» **Exercise details**: Where a line contains the string "février", copy that line.

» **Data for the task**:
— start —

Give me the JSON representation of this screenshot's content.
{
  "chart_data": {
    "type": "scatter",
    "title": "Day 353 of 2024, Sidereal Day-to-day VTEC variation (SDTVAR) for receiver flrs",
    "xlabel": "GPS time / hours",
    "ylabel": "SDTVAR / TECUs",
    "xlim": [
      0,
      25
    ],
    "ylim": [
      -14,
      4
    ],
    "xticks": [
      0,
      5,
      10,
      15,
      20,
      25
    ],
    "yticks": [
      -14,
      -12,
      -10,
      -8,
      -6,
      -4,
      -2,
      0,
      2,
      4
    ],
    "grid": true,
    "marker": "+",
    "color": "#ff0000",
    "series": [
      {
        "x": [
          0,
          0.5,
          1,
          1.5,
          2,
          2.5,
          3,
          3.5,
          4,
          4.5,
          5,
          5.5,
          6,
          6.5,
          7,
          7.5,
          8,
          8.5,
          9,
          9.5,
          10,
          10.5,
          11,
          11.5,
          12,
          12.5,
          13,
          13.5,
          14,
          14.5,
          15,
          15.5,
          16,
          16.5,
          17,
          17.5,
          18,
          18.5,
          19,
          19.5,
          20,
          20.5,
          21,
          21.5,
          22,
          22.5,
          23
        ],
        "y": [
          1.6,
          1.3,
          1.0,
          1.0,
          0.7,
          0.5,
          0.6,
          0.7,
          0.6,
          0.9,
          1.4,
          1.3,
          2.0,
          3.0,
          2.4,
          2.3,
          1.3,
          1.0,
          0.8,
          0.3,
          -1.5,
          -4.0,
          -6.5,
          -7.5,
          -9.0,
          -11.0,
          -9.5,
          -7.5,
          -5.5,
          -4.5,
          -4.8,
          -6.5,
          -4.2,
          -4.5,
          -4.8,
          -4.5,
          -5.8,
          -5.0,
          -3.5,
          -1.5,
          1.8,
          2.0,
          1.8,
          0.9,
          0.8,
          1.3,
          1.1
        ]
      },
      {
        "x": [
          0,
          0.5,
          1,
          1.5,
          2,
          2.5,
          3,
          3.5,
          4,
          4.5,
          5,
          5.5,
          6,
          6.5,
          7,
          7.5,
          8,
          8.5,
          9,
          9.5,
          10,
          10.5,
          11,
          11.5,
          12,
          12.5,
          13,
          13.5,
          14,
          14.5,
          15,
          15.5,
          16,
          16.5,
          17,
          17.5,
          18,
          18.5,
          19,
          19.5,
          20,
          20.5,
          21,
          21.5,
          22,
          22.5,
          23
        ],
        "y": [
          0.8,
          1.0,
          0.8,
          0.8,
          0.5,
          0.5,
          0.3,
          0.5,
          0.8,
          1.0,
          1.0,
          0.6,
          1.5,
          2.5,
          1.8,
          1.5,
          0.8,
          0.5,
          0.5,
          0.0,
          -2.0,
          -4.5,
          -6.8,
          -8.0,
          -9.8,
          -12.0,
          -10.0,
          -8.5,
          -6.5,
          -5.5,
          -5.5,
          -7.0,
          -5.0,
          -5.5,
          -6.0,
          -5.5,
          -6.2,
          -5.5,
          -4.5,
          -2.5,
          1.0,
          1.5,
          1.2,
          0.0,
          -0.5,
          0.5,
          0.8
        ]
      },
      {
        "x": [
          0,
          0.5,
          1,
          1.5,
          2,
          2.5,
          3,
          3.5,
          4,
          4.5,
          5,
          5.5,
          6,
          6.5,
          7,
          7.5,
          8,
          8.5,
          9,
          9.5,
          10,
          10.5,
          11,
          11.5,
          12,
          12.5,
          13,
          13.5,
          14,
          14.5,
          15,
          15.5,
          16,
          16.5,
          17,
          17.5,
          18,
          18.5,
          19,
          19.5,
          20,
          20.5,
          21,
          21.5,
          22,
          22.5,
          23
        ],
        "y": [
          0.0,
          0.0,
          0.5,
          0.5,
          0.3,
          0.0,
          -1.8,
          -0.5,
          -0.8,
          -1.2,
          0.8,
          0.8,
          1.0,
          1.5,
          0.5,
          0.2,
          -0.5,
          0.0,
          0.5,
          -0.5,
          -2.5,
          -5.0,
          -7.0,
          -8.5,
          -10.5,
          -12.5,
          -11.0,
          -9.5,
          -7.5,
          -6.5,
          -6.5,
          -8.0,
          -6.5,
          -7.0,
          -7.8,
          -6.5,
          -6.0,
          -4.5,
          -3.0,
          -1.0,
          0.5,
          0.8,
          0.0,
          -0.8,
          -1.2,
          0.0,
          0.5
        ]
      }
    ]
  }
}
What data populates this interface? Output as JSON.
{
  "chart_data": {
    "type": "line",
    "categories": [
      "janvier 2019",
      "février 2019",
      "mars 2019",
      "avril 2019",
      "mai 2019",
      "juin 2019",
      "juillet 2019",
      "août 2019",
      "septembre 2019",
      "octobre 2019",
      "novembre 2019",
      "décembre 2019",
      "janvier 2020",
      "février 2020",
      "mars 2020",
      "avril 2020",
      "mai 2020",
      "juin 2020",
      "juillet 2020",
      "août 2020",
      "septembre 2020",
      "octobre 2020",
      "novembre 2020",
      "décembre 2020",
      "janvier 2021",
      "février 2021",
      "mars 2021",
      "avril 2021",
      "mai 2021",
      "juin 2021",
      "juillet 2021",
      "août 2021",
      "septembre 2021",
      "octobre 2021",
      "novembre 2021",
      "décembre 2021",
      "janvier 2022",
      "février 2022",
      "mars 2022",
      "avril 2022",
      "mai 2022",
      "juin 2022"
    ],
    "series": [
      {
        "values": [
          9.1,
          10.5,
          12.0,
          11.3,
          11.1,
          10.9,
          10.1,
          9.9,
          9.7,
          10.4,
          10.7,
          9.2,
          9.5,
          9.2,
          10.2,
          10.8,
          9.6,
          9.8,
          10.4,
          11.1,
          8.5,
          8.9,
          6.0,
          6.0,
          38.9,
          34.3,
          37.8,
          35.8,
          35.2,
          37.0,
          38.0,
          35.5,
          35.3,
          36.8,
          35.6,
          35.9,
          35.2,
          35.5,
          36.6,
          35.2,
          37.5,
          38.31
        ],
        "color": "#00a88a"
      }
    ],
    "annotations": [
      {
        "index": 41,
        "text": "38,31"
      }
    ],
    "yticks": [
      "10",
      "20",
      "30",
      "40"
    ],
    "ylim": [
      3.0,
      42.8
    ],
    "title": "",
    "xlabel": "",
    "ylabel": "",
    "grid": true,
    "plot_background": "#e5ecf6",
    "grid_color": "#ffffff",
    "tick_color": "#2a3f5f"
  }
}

— end —
— start —

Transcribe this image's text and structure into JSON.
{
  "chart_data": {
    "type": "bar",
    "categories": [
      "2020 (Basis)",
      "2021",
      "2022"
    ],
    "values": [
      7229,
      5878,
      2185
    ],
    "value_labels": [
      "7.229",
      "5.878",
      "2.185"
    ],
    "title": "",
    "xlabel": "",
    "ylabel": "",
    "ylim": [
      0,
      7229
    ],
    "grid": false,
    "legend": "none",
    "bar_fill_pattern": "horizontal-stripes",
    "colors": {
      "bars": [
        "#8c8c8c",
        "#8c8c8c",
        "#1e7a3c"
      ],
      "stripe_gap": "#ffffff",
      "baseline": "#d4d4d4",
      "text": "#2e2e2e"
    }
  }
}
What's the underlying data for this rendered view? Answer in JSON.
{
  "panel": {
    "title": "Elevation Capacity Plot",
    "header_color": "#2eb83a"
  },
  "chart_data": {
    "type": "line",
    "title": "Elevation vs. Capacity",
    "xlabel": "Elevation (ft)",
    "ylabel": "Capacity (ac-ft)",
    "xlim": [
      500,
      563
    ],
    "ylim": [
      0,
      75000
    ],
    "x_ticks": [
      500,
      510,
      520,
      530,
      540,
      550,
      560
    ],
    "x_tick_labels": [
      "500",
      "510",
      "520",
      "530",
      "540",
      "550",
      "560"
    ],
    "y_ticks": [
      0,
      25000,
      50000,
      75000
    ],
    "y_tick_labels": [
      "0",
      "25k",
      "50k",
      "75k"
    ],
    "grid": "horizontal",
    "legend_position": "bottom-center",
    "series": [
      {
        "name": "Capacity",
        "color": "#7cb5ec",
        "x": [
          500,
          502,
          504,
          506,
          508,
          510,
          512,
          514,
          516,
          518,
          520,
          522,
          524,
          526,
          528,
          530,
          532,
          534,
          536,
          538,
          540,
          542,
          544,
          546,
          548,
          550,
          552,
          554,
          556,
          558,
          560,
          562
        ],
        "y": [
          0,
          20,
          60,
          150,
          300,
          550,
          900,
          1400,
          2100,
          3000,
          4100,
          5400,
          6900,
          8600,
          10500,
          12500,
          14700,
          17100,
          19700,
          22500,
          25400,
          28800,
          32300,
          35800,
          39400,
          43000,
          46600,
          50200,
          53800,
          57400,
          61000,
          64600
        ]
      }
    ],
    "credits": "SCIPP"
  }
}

— end —

» **Answer to this task**:
      "février 2019",
      "février 2020",
      "février 2021",
      "février 2022",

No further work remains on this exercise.